[START OF Listing]

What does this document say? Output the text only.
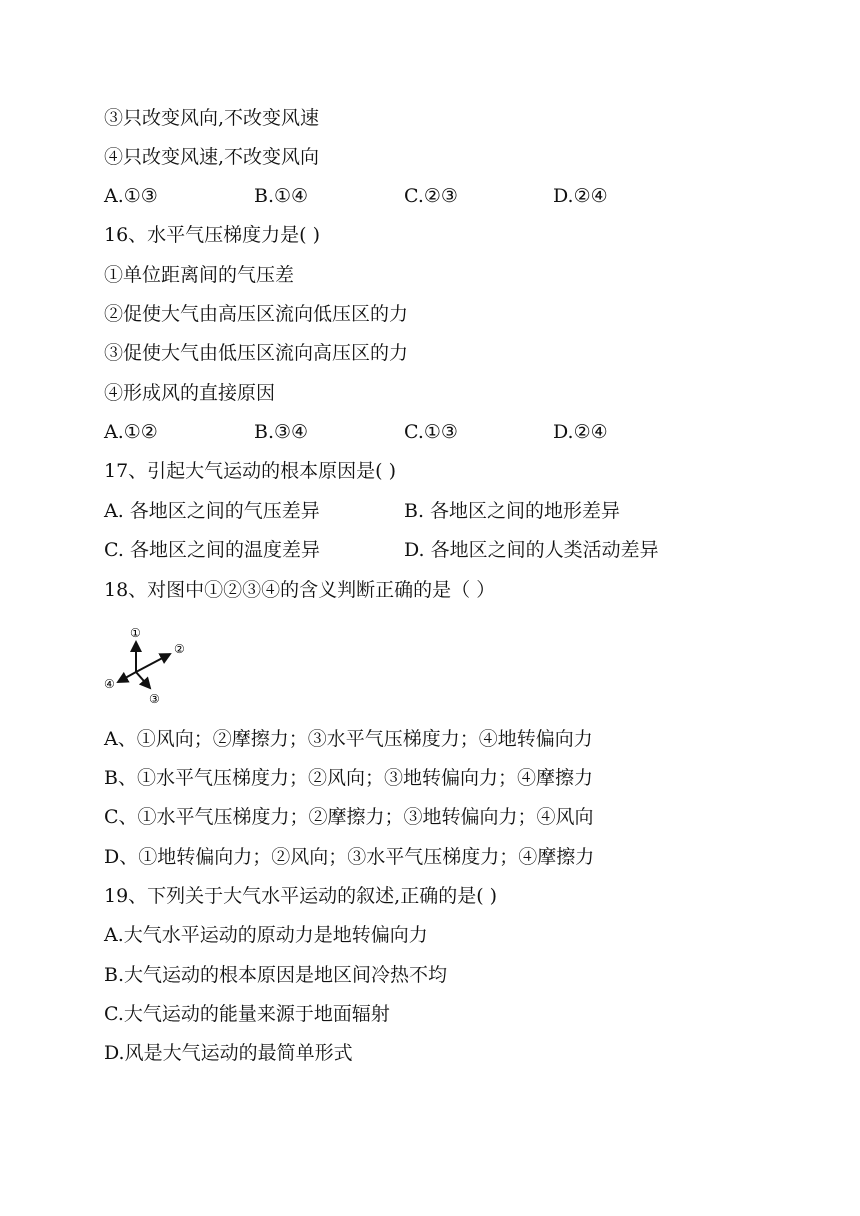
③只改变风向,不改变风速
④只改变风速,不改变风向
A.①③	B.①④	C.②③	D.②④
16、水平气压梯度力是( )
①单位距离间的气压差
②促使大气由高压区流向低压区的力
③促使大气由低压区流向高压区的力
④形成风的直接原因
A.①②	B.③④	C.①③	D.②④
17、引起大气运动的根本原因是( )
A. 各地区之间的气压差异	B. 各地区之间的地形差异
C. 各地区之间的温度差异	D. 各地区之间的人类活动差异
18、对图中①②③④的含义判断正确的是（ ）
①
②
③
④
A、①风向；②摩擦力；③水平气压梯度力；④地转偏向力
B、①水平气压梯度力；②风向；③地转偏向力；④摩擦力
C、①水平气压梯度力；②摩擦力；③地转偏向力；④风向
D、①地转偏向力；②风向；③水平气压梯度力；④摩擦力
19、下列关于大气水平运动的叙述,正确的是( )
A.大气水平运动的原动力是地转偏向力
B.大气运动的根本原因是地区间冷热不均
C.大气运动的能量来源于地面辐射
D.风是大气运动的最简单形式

[END OF Listing]

— Task details —
Report the number of lines above containing the word "①水平气压梯度力", with no other text.

— Complete answer —
2